*Records supplied*
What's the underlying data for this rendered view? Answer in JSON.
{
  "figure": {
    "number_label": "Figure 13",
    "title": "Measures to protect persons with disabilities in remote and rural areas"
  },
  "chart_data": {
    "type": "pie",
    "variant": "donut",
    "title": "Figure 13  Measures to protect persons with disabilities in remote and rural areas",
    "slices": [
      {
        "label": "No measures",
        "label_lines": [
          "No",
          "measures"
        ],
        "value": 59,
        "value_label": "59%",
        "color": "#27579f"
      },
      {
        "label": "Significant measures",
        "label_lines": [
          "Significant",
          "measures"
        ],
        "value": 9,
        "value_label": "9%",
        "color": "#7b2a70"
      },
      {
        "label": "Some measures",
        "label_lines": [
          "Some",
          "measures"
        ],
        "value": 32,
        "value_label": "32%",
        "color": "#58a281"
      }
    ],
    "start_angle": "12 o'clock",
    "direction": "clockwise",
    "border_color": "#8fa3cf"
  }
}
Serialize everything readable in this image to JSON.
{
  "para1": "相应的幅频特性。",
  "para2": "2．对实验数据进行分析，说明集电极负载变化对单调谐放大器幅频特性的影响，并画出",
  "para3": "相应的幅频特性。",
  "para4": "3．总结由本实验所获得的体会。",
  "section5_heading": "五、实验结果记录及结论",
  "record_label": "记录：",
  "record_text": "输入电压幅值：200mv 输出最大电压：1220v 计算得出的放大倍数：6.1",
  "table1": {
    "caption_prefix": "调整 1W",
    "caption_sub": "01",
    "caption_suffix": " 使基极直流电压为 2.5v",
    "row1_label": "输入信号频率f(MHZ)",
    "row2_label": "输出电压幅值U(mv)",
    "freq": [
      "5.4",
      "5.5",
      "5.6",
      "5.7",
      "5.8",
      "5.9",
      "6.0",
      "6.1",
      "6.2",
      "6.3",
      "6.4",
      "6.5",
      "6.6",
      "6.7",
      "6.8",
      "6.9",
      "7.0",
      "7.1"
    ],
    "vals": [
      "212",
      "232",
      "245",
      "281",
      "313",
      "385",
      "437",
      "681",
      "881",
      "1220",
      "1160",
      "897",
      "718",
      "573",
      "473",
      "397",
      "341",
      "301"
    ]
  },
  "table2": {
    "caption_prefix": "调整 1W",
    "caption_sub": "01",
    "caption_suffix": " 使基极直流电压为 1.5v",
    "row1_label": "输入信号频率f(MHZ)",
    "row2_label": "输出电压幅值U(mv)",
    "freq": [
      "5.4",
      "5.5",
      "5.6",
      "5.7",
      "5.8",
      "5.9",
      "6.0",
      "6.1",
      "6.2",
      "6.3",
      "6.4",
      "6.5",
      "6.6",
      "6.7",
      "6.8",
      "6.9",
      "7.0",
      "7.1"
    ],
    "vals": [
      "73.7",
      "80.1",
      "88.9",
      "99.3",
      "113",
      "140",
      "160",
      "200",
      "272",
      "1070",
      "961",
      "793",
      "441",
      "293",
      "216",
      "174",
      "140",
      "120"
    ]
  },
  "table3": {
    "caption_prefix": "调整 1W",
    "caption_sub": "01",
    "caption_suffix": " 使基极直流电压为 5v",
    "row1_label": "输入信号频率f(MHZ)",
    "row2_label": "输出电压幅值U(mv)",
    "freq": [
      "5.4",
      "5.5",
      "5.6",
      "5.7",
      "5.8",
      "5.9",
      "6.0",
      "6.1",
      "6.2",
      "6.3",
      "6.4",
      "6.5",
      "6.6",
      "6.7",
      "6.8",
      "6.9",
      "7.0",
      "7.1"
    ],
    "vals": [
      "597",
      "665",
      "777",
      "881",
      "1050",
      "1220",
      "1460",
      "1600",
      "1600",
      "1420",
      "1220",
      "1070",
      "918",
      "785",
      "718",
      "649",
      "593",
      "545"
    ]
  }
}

*Work to complete*
Check each line above for the word "this", and copy the lines where it appears.

*Response to the task*
What's the underlying data for this rendered view? Answer in JSON.
Serialize everything readable in this image to JSON.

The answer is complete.